◆ **DIRECTIONS**: Copy out all of the material exactly.

◆ **MATERIAL PROVIDED**:
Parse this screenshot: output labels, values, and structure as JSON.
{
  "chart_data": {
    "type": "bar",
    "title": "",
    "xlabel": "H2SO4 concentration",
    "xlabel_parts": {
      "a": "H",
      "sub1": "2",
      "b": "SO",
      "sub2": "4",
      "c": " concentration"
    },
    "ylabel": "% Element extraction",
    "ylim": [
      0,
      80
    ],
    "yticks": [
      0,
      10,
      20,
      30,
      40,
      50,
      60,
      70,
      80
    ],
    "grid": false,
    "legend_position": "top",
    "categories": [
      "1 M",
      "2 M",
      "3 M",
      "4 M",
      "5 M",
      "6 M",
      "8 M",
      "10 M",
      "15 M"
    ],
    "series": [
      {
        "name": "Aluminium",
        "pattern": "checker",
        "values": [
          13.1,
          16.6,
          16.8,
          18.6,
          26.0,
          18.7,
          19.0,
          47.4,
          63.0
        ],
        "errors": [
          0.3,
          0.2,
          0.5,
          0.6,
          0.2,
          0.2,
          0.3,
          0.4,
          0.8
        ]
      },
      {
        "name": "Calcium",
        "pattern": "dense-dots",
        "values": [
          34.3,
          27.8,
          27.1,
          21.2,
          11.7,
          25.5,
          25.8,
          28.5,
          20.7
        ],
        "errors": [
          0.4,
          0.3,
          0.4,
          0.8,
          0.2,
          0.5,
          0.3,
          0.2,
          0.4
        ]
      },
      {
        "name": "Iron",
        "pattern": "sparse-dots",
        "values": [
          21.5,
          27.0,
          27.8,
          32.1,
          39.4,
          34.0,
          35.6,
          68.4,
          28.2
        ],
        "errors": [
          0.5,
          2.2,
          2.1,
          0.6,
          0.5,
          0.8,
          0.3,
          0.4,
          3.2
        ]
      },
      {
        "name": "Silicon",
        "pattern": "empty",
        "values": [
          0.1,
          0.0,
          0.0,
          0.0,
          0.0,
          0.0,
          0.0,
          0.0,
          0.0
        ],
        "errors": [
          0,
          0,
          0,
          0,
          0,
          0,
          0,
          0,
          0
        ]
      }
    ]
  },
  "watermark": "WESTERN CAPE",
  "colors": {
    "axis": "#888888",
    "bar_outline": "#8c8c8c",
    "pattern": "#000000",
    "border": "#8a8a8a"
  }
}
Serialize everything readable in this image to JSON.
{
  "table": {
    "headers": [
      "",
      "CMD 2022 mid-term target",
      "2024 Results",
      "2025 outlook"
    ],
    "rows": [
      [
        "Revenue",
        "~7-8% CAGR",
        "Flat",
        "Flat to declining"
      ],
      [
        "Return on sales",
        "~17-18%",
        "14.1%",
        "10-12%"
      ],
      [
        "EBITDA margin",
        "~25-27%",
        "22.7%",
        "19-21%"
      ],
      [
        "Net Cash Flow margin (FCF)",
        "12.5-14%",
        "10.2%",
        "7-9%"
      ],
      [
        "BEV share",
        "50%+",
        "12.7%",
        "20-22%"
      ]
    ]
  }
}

◆ **THE RESULT**:
Parse this screenshot: output labels, values, and structure as JSON.
{
  "chart_data": {
    "type": "bar",
    "title": "",
    "xlabel": "H2SO4 concentration",
    "xlabel_parts": {
      "a": "H",
      "sub1": "2",
      "b": "SO",
      "sub2": "4",
      "c": " concentration"
    },
    "ylabel": "% Element extraction",
    "ylim": [
      0,
      80
    ],
    "yticks": [
      0,
      10,
      20,
      30,
      40,
      50,
      60,
      70,
      80
    ],
    "grid": false,
    "legend_position": "top",
    "categories": [
      "1 M",
      "2 M",
      "3 M",
      "4 M",
      "5 M",
      "6 M",
      "8 M",
      "10 M",
      "15 M"
    ],
    "series": [
      {
        "name": "Aluminium",
        "pattern": "checker",
        "values": [
          13.1,
          16.6,
          16.8,
          18.6,
          26.0,
          18.7,
          19.0,
          47.4,
          63.0
        ],
        "errors": [
          0.3,
          0.2,
          0.5,
          0.6,
          0.2,
          0.2,
          0.3,
          0.4,
          0.8
        ]
      },
      {
        "name": "Calcium",
        "pattern": "dense-dots",
        "values": [
          34.3,
          27.8,
          27.1,
          21.2,
          11.7,
          25.5,
          25.8,
          28.5,
          20.7
        ],
        "errors": [
          0.4,
          0.3,
          0.4,
          0.8,
          0.2,
          0.5,
          0.3,
          0.2,
          0.4
        ]
      },
      {
        "name": "Iron",
        "pattern": "sparse-dots",
        "values": [
          21.5,
          27.0,
          27.8,
          32.1,
          39.4,
          34.0,
          35.6,
          68.4,
          28.2
        ],
        "errors": [
          0.5,
          2.2,
          2.1,
          0.6,
          0.5,
          0.8,
          0.3,
          0.4,
          3.2
        ]
      },
      {
        "name": "Silicon",
        "pattern": "empty",
        "values": [
          0.1,
          0.0,
          0.0,
          0.0,
          0.0,
          0.0,
          0.0,
          0.0,
          0.0
        ],
        "errors": [
          0,
          0,
          0,
          0,
          0,
          0,
          0,
          0,
          0
        ]
      }
    ]
  },
  "watermark": "WESTERN CAPE",
  "colors": {
    "axis": "#888888",
    "bar_outline": "#8c8c8c",
    "pattern": "#000000",
    "border": "#8a8a8a"
  }
}
Serialize everything readable in this image to JSON.
{
  "table": {
    "headers": [
      "",
      "CMD 2022 mid-term target",
      "2024 Results",
      "2025 outlook"
    ],
    "rows": [
      [
        "Revenue",
        "~7-8% CAGR",
        "Flat",
        "Flat to declining"
      ],
      [
        "Return on sales",
        "~17-18%",
        "14.1%",
        "10-12%"
      ],
      [
        "EBITDA margin",
        "~25-27%",
        "22.7%",
        "19-21%"
      ],
      [
        "Net Cash Flow margin (FCF)",
        "12.5-14%",
        "10.2%",
        "7-9%"
      ],
      [
        "BEV share",
        "50%+",
        "12.7%",
        "20-22%"
      ]
    ]
  }
}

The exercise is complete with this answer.